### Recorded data
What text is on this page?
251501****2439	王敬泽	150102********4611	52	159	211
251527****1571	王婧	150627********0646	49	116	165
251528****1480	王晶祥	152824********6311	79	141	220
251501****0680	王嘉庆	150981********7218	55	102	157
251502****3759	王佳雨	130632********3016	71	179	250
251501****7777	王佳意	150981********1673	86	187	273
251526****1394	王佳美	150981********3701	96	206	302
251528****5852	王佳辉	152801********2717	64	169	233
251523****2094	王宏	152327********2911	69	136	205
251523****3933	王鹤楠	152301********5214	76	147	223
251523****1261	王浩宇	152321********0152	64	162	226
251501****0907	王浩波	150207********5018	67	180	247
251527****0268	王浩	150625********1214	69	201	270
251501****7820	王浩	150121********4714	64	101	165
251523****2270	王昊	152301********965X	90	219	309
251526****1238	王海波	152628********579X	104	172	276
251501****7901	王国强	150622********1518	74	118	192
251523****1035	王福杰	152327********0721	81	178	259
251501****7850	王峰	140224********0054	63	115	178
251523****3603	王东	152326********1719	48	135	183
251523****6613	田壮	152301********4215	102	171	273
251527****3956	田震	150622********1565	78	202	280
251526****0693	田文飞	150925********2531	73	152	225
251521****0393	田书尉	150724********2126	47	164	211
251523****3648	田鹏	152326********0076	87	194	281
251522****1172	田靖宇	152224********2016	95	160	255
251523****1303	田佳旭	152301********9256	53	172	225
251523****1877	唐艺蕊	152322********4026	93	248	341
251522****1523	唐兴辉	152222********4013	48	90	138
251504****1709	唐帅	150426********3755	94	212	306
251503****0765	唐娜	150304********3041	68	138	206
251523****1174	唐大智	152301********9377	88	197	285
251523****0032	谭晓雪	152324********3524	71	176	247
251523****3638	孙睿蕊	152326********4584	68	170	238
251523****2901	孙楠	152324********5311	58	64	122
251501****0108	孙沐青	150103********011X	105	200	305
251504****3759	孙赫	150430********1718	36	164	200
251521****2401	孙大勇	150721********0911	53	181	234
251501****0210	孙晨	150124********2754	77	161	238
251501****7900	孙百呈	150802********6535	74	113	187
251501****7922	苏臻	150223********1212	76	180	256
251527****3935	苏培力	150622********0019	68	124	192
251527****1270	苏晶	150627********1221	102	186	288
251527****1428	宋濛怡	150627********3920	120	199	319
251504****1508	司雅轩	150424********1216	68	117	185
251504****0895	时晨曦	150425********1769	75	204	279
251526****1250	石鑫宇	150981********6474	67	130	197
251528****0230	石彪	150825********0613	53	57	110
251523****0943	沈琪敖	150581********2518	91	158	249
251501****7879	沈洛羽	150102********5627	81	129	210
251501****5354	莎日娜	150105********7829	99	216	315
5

### THE REQUEST
The entries above should be repeated exactly, every one of them.

### RESULT
What text is on this page?
251501****2439	王敬泽	150102********4611	52	159	211
251527****1571	王婧	150627********0646	49	116	165
251528****1480	王晶祥	152824********6311	79	141	220
251501****0680	王嘉庆	150981********7218	55	102	157
251502****3759	王佳雨	130632********3016	71	179	250
251501****7777	王佳意	150981********1673	86	187	273
251526****1394	王佳美	150981********3701	96	206	302
251528****5852	王佳辉	152801********2717	64	169	233
251523****2094	王宏	152327********2911	69	136	205
251523****3933	王鹤楠	152301********5214	76	147	223
251523****1261	王浩宇	152321********0152	64	162	226
251501****0907	王浩波	150207********5018	67	180	247
251527****0268	王浩	150625********1214	69	201	270
251501****7820	王浩	150121********4714	64	101	165
251523****2270	王昊	152301********965X	90	219	309
251526****1238	王海波	152628********579X	104	172	276
251501****7901	王国强	150622********1518	74	118	192
251523****1035	王福杰	152327********0721	81	178	259
251501****7850	王峰	140224********0054	63	115	178
251523****3603	王东	152326********1719	48	135	183
251523****6613	田壮	152301********4215	102	171	273
251527****3956	田震	150622********1565	78	202	280
251526****0693	田文飞	150925********2531	73	152	225
251521****0393	田书尉	150724********2126	47	164	211
251523****3648	田鹏	152326********0076	87	194	281
251522****1172	田靖宇	152224********2016	95	160	255
251523****1303	田佳旭	152301********9256	53	172	225
251523****1877	唐艺蕊	152322********4026	93	248	341
251522****1523	唐兴辉	152222********4013	48	90	138
251504****1709	唐帅	150426********3755	94	212	306
251503****0765	唐娜	150304********3041	68	138	206
251523****1174	唐大智	152301********9377	88	197	285
251523****0032	谭晓雪	152324********3524	71	176	247
251523****3638	孙睿蕊	152326********4584	68	170	238
251523****2901	孙楠	152324********5311	58	64	122
251501****0108	孙沐青	150103********011X	105	200	305
251504****3759	孙赫	150430********1718	36	164	200
251521****2401	孙大勇	150721********0911	53	181	234
251501****0210	孙晨	150124********2754	77	161	238
251501****7900	孙百呈	150802********6535	74	113	187
251501****7922	苏臻	150223********1212	76	180	256
251527****3935	苏培力	150622********0019	68	124	192
251527****1270	苏晶	150627********1221	102	186	288
251527****1428	宋濛怡	150627********3920	120	199	319
251504****1508	司雅轩	150424********1216	68	117	185
251504****0895	时晨曦	150425********1769	75	204	279
251526****1250	石鑫宇	150981********6474	67	130	197
251528****0230	石彪	150825********0613	53	57	110
251523****0943	沈琪敖	150581********2518	91	158	249
251501****7879	沈洛羽	150102********5627	81	129	210
251501****5354	莎日娜	150105********7829	99	216	315
5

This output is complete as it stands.